◆ Task requirements ◆
Below is a set of records. Repeat all of them exactly.

◆ Input for this task ◆
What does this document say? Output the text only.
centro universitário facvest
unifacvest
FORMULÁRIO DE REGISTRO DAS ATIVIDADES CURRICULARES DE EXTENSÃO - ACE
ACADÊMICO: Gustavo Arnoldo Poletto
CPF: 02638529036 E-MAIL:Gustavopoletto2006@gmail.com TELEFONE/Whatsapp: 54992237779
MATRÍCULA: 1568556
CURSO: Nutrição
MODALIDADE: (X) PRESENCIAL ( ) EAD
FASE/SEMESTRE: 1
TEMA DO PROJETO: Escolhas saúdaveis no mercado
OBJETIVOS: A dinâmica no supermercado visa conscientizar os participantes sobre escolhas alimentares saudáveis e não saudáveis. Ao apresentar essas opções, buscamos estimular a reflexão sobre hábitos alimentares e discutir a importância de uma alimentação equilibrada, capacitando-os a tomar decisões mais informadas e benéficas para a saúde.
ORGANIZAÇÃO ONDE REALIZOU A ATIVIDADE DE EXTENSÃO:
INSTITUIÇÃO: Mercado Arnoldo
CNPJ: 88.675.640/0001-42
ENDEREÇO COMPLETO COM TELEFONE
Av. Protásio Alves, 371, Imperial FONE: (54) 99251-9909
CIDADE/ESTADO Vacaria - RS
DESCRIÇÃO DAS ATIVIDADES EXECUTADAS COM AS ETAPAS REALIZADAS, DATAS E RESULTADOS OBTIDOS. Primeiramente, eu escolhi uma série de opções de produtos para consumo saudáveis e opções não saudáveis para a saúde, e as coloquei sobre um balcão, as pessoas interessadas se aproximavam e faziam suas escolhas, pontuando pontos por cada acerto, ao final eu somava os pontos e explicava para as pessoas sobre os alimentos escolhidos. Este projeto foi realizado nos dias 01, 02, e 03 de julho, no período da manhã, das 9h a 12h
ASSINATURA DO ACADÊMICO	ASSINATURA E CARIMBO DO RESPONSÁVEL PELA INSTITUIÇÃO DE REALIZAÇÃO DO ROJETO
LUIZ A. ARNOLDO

◆ Complete output ◆
What does this document say? Output the text only.
centro universitário facvest
unifacvest
FORMULÁRIO DE REGISTRO DAS ATIVIDADES CURRICULARES DE EXTENSÃO - ACE
ACADÊMICO: Gustavo Arnoldo Poletto
CPF: 02638529036 E-MAIL:Gustavopoletto2006@gmail.com TELEFONE/Whatsapp: 54992237779
MATRÍCULA: 1568556
CURSO: Nutrição
MODALIDADE: (X) PRESENCIAL ( ) EAD
FASE/SEMESTRE: 1
TEMA DO PROJETO: Escolhas saúdaveis no mercado
OBJETIVOS: A dinâmica no supermercado visa conscientizar os participantes sobre escolhas alimentares saudáveis e não saudáveis. Ao apresentar essas opções, buscamos estimular a reflexão sobre hábitos alimentares e discutir a importância de uma alimentação equilibrada, capacitando-os a tomar decisões mais informadas e benéficas para a saúde.
ORGANIZAÇÃO ONDE REALIZOU A ATIVIDADE DE EXTENSÃO:
INSTITUIÇÃO: Mercado Arnoldo
CNPJ: 88.675.640/0001-42
ENDEREÇO COMPLETO COM TELEFONE
Av. Protásio Alves, 371, Imperial FONE: (54) 99251-9909
CIDADE/ESTADO Vacaria - RS
DESCRIÇÃO DAS ATIVIDADES EXECUTADAS COM AS ETAPAS REALIZADAS, DATAS E RESULTADOS OBTIDOS. Primeiramente, eu escolhi uma série de opções de produtos para consumo saudáveis e opções não saudáveis para a saúde, e as coloquei sobre um balcão, as pessoas interessadas se aproximavam e faziam suas escolhas, pontuando pontos por cada acerto, ao final eu somava os pontos e explicava para as pessoas sobre os alimentos escolhidos. Este projeto foi realizado nos dias 01, 02, e 03 de julho, no período da manhã, das 9h a 12h
ASSINATURA DO ACADÊMICO	ASSINATURA E CARIMBO DO RESPONSÁVEL PELA INSTITUIÇÃO DE REALIZAÇÃO DO ROJETO
LUIZ A. ARNOLDO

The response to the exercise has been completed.